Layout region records
######

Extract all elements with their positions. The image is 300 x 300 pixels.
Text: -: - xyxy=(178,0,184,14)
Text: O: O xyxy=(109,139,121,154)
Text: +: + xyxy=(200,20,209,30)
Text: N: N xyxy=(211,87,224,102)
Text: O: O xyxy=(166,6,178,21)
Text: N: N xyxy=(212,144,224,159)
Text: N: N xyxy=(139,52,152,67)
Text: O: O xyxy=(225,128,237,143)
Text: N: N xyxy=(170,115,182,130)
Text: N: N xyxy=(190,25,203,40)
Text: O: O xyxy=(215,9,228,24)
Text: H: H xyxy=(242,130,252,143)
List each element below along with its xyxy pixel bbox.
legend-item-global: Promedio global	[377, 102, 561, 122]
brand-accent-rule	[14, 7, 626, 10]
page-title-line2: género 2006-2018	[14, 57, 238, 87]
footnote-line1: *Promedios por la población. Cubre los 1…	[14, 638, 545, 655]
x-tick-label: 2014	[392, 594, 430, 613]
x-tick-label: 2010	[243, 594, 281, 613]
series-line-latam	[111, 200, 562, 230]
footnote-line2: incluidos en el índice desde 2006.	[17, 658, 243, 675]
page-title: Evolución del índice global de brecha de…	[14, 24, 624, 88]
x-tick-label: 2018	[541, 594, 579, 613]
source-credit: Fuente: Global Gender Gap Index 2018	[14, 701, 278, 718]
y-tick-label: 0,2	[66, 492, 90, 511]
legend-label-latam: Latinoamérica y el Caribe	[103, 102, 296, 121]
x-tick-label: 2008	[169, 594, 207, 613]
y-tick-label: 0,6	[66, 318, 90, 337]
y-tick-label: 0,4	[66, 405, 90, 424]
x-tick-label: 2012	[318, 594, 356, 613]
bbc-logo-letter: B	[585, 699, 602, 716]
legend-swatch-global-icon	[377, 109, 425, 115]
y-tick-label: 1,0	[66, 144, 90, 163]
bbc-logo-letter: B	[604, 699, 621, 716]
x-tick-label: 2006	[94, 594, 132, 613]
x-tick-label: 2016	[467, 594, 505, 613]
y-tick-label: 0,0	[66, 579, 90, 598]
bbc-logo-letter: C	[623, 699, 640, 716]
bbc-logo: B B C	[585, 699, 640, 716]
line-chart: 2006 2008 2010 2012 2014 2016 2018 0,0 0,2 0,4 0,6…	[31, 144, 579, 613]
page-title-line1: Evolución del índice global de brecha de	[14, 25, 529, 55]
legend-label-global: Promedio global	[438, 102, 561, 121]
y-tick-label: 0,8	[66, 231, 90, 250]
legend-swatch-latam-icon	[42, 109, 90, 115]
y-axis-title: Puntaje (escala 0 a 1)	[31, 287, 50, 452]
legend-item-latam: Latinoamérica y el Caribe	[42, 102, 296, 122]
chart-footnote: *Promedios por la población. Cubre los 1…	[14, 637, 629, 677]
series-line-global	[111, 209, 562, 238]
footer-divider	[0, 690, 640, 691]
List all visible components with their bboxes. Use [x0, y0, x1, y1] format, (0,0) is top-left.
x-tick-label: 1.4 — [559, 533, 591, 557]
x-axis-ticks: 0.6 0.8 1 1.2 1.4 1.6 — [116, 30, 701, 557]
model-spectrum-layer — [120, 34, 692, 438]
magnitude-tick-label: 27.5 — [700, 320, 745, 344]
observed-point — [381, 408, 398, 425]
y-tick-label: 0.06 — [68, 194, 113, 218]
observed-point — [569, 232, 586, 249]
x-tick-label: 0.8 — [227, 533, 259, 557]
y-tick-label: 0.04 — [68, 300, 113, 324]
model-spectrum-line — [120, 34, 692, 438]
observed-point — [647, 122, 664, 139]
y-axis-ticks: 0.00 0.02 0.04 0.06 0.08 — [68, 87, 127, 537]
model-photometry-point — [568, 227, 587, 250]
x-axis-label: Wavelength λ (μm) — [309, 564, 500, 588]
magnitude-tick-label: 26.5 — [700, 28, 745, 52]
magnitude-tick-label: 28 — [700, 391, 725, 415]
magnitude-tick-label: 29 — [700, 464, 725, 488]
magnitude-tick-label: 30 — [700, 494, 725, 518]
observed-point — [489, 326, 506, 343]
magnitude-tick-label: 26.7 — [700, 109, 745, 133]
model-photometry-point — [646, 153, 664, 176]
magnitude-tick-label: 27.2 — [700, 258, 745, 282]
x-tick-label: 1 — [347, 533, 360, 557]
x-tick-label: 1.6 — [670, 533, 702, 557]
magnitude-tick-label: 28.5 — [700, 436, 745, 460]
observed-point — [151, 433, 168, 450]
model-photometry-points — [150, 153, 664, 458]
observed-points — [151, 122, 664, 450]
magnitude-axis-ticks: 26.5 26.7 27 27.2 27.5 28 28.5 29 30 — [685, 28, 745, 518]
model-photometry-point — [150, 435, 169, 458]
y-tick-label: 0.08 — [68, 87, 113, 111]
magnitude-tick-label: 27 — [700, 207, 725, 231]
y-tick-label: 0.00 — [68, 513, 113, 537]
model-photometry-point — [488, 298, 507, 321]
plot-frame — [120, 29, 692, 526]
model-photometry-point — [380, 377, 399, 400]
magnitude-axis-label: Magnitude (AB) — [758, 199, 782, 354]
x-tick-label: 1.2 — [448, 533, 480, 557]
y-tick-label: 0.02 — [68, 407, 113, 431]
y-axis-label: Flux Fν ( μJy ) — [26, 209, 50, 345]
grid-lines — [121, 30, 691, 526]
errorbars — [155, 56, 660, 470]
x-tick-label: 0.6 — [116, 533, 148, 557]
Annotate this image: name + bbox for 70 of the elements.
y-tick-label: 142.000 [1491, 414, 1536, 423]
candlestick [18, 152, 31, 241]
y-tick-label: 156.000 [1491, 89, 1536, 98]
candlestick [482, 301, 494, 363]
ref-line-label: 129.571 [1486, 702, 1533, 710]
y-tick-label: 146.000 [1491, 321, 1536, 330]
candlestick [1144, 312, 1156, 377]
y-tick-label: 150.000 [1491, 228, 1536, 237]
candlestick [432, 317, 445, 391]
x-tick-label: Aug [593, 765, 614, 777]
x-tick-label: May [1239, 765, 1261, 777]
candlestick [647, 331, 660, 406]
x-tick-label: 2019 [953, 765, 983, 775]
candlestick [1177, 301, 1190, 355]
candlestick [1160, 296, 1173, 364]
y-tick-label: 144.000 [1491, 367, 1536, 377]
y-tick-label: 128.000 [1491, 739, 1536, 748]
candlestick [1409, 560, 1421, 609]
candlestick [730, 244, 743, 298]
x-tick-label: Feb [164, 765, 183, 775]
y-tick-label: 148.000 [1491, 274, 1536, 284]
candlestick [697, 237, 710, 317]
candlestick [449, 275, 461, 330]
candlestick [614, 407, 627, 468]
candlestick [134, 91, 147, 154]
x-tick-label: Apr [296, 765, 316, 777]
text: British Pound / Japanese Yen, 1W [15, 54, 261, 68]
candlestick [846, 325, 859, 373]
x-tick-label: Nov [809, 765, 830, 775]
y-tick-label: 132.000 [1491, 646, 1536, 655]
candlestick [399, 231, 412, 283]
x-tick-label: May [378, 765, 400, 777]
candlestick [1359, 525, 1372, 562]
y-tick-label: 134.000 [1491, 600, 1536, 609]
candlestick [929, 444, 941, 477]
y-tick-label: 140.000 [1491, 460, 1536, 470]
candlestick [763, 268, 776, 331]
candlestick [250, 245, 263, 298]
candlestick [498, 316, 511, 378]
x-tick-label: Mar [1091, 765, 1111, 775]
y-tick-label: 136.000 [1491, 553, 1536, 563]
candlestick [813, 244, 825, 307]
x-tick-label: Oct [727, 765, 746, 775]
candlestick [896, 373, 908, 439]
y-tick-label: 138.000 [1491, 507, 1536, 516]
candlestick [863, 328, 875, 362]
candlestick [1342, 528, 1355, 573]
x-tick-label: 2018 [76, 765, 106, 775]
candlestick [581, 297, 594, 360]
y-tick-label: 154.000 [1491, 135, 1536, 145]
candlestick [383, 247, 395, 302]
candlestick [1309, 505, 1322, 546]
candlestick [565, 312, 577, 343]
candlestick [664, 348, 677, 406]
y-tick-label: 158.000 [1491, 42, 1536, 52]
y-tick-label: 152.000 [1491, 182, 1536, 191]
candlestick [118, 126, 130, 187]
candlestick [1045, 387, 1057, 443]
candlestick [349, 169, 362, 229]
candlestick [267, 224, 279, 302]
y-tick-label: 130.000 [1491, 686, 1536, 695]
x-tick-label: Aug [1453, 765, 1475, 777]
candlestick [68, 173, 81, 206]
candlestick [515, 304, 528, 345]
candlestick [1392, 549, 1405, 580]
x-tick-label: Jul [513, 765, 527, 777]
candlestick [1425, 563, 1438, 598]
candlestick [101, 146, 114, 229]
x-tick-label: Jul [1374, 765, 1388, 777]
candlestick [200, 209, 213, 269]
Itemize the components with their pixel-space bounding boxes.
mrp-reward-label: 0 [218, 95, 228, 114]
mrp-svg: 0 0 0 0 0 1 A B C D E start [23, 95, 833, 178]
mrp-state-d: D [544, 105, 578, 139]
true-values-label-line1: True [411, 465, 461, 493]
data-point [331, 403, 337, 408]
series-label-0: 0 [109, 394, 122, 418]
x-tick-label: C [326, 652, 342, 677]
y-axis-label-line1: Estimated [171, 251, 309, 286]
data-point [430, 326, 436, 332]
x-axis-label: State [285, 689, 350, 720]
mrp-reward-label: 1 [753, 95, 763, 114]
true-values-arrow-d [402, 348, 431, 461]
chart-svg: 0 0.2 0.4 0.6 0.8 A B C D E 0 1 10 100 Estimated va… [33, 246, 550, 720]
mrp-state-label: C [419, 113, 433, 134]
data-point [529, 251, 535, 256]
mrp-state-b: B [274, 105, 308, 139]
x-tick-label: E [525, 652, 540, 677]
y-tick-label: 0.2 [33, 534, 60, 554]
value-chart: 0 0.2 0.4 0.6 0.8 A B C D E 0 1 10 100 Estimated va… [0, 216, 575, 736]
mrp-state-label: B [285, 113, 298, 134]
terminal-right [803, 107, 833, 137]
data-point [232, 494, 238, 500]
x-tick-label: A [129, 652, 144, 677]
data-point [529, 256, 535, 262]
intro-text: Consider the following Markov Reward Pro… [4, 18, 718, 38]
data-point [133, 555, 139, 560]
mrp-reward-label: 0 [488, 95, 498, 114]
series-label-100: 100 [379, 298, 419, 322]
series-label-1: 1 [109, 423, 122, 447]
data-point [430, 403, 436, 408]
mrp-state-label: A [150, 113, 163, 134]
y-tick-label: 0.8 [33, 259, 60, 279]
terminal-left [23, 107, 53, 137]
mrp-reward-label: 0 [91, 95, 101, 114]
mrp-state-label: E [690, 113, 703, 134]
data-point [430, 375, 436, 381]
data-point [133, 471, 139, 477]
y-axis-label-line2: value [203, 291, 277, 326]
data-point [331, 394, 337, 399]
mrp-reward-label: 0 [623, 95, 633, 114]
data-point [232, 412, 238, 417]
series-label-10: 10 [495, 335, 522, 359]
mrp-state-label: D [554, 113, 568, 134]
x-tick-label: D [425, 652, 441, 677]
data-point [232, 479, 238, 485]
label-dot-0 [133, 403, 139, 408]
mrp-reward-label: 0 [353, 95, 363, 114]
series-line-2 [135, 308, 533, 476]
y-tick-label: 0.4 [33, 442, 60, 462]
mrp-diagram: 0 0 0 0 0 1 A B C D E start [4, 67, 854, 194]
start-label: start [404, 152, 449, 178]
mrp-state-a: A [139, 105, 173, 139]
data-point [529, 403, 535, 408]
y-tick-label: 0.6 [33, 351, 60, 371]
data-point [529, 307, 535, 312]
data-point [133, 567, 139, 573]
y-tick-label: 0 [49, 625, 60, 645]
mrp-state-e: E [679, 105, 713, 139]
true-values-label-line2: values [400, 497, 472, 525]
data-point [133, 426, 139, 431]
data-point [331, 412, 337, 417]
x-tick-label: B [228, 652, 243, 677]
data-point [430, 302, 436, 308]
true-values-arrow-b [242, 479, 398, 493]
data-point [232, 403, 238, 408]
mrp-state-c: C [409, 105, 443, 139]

######

• DIRECTIVE:
Update the entries from the very first line through the line with "Text: N: N xyxy=(170,115,182,130)", writing those lines out again with "positions" replaced by "coordinates" and everything else left unchanged.

• CORRECT OUTPUT:
Extract all elements with their coordinates. The image is 300 x 300 pixels.
Text: -: - xyxy=(178,0,184,14)
Text: O: O xyxy=(109,139,121,154)
Text: +: + xyxy=(200,20,209,30)
Text: N: N xyxy=(211,87,224,102)
Text: O: O xyxy=(166,6,178,21)
Text: N: N xyxy=(212,144,224,159)
Text: N: N xyxy=(139,52,152,67)
Text: O: O xyxy=(225,128,237,143)
Text: N: N xyxy=(170,115,182,130)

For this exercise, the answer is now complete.